Dataset entries on figures:
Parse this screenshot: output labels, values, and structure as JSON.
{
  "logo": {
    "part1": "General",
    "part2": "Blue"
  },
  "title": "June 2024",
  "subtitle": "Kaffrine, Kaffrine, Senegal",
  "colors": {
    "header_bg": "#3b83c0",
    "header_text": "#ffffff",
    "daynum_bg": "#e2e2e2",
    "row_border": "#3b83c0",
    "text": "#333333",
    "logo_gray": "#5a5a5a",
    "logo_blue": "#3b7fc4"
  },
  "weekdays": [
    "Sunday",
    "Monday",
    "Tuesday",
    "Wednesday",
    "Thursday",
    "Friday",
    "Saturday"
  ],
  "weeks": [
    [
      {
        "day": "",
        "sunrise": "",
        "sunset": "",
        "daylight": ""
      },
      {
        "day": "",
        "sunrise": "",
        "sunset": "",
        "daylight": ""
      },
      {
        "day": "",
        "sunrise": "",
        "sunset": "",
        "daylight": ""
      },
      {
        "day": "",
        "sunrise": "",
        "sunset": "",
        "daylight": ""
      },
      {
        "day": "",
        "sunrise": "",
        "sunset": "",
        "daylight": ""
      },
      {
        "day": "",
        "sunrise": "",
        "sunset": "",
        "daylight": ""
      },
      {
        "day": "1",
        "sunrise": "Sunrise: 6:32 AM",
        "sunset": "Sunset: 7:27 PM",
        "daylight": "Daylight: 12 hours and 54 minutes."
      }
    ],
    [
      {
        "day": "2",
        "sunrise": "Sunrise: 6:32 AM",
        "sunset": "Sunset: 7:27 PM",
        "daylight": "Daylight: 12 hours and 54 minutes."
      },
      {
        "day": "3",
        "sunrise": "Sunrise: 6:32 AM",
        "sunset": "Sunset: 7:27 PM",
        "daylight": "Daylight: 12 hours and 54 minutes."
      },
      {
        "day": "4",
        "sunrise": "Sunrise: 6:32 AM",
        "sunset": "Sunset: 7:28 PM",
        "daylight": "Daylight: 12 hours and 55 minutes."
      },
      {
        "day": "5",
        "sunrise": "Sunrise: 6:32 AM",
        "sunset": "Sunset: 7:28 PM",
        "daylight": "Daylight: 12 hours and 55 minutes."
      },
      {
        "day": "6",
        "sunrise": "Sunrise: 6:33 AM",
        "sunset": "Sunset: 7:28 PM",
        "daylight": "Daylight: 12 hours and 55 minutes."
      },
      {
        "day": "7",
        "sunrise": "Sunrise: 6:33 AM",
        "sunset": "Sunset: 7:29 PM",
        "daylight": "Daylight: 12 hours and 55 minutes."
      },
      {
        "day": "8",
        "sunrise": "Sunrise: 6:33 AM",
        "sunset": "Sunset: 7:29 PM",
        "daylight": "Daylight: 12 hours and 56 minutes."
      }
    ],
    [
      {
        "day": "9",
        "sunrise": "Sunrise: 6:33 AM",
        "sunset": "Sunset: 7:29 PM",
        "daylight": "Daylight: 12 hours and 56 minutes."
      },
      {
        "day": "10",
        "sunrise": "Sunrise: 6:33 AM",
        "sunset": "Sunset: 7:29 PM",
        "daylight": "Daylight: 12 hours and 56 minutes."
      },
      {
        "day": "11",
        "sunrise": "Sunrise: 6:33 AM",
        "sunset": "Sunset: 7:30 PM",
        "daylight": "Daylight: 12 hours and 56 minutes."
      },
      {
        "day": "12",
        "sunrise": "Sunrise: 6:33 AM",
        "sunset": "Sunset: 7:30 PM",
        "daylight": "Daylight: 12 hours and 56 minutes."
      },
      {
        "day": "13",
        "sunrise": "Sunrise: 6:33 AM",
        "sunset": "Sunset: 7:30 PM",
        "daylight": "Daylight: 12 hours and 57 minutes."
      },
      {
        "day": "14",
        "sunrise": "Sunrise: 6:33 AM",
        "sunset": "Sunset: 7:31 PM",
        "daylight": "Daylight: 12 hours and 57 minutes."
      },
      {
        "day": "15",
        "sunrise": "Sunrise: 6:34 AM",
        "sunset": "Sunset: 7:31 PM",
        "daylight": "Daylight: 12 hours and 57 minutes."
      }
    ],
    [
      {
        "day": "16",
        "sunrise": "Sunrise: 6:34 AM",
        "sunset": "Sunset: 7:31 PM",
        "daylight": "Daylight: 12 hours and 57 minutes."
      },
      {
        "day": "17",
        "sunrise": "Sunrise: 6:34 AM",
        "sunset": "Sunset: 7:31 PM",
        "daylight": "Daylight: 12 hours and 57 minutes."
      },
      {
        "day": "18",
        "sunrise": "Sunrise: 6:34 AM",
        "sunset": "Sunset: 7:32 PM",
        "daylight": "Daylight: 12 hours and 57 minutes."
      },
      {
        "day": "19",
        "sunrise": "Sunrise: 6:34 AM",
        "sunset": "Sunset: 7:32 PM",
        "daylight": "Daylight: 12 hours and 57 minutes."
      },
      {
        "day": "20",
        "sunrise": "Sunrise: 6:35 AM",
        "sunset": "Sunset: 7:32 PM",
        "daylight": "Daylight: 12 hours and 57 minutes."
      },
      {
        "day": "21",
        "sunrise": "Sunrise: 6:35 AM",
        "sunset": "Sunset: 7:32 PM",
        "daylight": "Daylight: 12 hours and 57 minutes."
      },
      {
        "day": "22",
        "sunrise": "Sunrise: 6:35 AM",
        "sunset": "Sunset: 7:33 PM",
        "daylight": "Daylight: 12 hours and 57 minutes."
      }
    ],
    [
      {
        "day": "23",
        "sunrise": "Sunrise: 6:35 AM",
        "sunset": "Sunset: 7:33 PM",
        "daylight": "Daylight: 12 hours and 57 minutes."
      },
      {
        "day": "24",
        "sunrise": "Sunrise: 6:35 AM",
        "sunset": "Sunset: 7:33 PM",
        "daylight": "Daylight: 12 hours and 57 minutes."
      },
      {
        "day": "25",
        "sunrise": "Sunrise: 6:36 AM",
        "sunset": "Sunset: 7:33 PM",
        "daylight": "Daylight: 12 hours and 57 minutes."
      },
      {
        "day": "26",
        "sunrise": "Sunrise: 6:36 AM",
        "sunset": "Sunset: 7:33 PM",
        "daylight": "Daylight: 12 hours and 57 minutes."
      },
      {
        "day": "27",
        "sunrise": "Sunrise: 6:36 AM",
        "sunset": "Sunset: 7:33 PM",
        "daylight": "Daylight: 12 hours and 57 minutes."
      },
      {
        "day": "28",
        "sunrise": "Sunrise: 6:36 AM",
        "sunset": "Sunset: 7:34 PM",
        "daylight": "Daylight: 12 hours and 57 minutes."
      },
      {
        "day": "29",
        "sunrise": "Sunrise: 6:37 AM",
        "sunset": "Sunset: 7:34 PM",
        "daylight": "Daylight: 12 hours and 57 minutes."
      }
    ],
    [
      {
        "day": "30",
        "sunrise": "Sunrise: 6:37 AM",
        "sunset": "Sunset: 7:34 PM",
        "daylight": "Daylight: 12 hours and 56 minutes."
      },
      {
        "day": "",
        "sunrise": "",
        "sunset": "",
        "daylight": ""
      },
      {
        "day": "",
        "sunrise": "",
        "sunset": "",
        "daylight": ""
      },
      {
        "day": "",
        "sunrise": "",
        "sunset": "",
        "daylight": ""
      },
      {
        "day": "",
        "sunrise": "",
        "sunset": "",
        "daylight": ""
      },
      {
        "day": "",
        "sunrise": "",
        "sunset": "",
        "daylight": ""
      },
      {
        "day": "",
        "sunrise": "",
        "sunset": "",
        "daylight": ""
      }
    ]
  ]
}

**Task prompt:**
Every line above needs to be retyped exactly.

**Task result:**
Parse this screenshot: output labels, values, and structure as JSON.
{
  "logo": {
    "part1": "General",
    "part2": "Blue"
  },
  "title": "June 2024",
  "subtitle": "Kaffrine, Kaffrine, Senegal",
  "colors": {
    "header_bg": "#3b83c0",
    "header_text": "#ffffff",
    "daynum_bg": "#e2e2e2",
    "row_border": "#3b83c0",
    "text": "#333333",
    "logo_gray": "#5a5a5a",
    "logo_blue": "#3b7fc4"
  },
  "weekdays": [
    "Sunday",
    "Monday",
    "Tuesday",
    "Wednesday",
    "Thursday",
    "Friday",
    "Saturday"
  ],
  "weeks": [
    [
      {
        "day": "",
        "sunrise": "",
        "sunset": "",
        "daylight": ""
      },
      {
        "day": "",
        "sunrise": "",
        "sunset": "",
        "daylight": ""
      },
      {
        "day": "",
        "sunrise": "",
        "sunset": "",
        "daylight": ""
      },
      {
        "day": "",
        "sunrise": "",
        "sunset": "",
        "daylight": ""
      },
      {
        "day": "",
        "sunrise": "",
        "sunset": "",
        "daylight": ""
      },
      {
        "day": "",
        "sunrise": "",
        "sunset": "",
        "daylight": ""
      },
      {
        "day": "1",
        "sunrise": "Sunrise: 6:32 AM",
        "sunset": "Sunset: 7:27 PM",
        "daylight": "Daylight: 12 hours and 54 minutes."
      }
    ],
    [
      {
        "day": "2",
        "sunrise": "Sunrise: 6:32 AM",
        "sunset": "Sunset: 7:27 PM",
        "daylight": "Daylight: 12 hours and 54 minutes."
      },
      {
        "day": "3",
        "sunrise": "Sunrise: 6:32 AM",
        "sunset": "Sunset: 7:27 PM",
        "daylight": "Daylight: 12 hours and 54 minutes."
      },
      {
        "day": "4",
        "sunrise": "Sunrise: 6:32 AM",
        "sunset": "Sunset: 7:28 PM",
        "daylight": "Daylight: 12 hours and 55 minutes."
      },
      {
        "day": "5",
        "sunrise": "Sunrise: 6:32 AM",
        "sunset": "Sunset: 7:28 PM",
        "daylight": "Daylight: 12 hours and 55 minutes."
      },
      {
        "day": "6",
        "sunrise": "Sunrise: 6:33 AM",
        "sunset": "Sunset: 7:28 PM",
        "daylight": "Daylight: 12 hours and 55 minutes."
      },
      {
        "day": "7",
        "sunrise": "Sunrise: 6:33 AM",
        "sunset": "Sunset: 7:29 PM",
        "daylight": "Daylight: 12 hours and 55 minutes."
      },
      {
        "day": "8",
        "sunrise": "Sunrise: 6:33 AM",
        "sunset": "Sunset: 7:29 PM",
        "daylight": "Daylight: 12 hours and 56 minutes."
      }
    ],
    [
      {
        "day": "9",
        "sunrise": "Sunrise: 6:33 AM",
        "sunset": "Sunset: 7:29 PM",
        "daylight": "Daylight: 12 hours and 56 minutes."
      },
      {
        "day": "10",
        "sunrise": "Sunrise: 6:33 AM",
        "sunset": "Sunset: 7:29 PM",
        "daylight": "Daylight: 12 hours and 56 minutes."
      },
      {
        "day": "11",
        "sunrise": "Sunrise: 6:33 AM",
        "sunset": "Sunset: 7:30 PM",
        "daylight": "Daylight: 12 hours and 56 minutes."
      },
      {
        "day": "12",
        "sunrise": "Sunrise: 6:33 AM",
        "sunset": "Sunset: 7:30 PM",
        "daylight": "Daylight: 12 hours and 56 minutes."
      },
      {
        "day": "13",
        "sunrise": "Sunrise: 6:33 AM",
        "sunset": "Sunset: 7:30 PM",
        "daylight": "Daylight: 12 hours and 57 minutes."
      },
      {
        "day": "14",
        "sunrise": "Sunrise: 6:33 AM",
        "sunset": "Sunset: 7:31 PM",
        "daylight": "Daylight: 12 hours and 57 minutes."
      },
      {
        "day": "15",
        "sunrise": "Sunrise: 6:34 AM",
        "sunset": "Sunset: 7:31 PM",
        "daylight": "Daylight: 12 hours and 57 minutes."
      }
    ],
    [
      {
        "day": "16",
        "sunrise": "Sunrise: 6:34 AM",
        "sunset": "Sunset: 7:31 PM",
        "daylight": "Daylight: 12 hours and 57 minutes."
      },
      {
        "day": "17",
        "sunrise": "Sunrise: 6:34 AM",
        "sunset": "Sunset: 7:31 PM",
        "daylight": "Daylight: 12 hours and 57 minutes."
      },
      {
        "day": "18",
        "sunrise": "Sunrise: 6:34 AM",
        "sunset": "Sunset: 7:32 PM",
        "daylight": "Daylight: 12 hours and 57 minutes."
      },
      {
        "day": "19",
        "sunrise": "Sunrise: 6:34 AM",
        "sunset": "Sunset: 7:32 PM",
        "daylight": "Daylight: 12 hours and 57 minutes."
      },
      {
        "day": "20",
        "sunrise": "Sunrise: 6:35 AM",
        "sunset": "Sunset: 7:32 PM",
        "daylight": "Daylight: 12 hours and 57 minutes."
      },
      {
        "day": "21",
        "sunrise": "Sunrise: 6:35 AM",
        "sunset": "Sunset: 7:32 PM",
        "daylight": "Daylight: 12 hours and 57 minutes."
      },
      {
        "day": "22",
        "sunrise": "Sunrise: 6:35 AM",
        "sunset": "Sunset: 7:33 PM",
        "daylight": "Daylight: 12 hours and 57 minutes."
      }
    ],
    [
      {
        "day": "23",
        "sunrise": "Sunrise: 6:35 AM",
        "sunset": "Sunset: 7:33 PM",
        "daylight": "Daylight: 12 hours and 57 minutes."
      },
      {
        "day": "24",
        "sunrise": "Sunrise: 6:35 AM",
        "sunset": "Sunset: 7:33 PM",
        "daylight": "Daylight: 12 hours and 57 minutes."
      },
      {
        "day": "25",
        "sunrise": "Sunrise: 6:36 AM",
        "sunset": "Sunset: 7:33 PM",
        "daylight": "Daylight: 12 hours and 57 minutes."
      },
      {
        "day": "26",
        "sunrise": "Sunrise: 6:36 AM",
        "sunset": "Sunset: 7:33 PM",
        "daylight": "Daylight: 12 hours and 57 minutes."
      },
      {
        "day": "27",
        "sunrise": "Sunrise: 6:36 AM",
        "sunset": "Sunset: 7:33 PM",
        "daylight": "Daylight: 12 hours and 57 minutes."
      },
      {
        "day": "28",
        "sunrise": "Sunrise: 6:36 AM",
        "sunset": "Sunset: 7:34 PM",
        "daylight": "Daylight: 12 hours and 57 minutes."
      },
      {
        "day": "29",
        "sunrise": "Sunrise: 6:37 AM",
        "sunset": "Sunset: 7:34 PM",
        "daylight": "Daylight: 12 hours and 57 minutes."
      }
    ],
    [
      {
        "day": "30",
        "sunrise": "Sunrise: 6:37 AM",
        "sunset": "Sunset: 7:34 PM",
        "daylight": "Daylight: 12 hours and 56 minutes."
      },
      {
        "day": "",
        "sunrise": "",
        "sunset": "",
        "daylight": ""
      },
      {
        "day": "",
        "sunrise": "",
        "sunset": "",
        "daylight": ""
      },
      {
        "day": "",
        "sunrise": "",
        "sunset": "",
        "daylight": ""
      },
      {
        "day": "",
        "sunrise": "",
        "sunset": "",
        "daylight": ""
      },
      {
        "day": "",
        "sunrise": "",
        "sunset": "",
        "daylight": ""
      },
      {
        "day": "",
        "sunrise": "",
        "sunset": "",
        "daylight": ""
      }
    ]
  ]
}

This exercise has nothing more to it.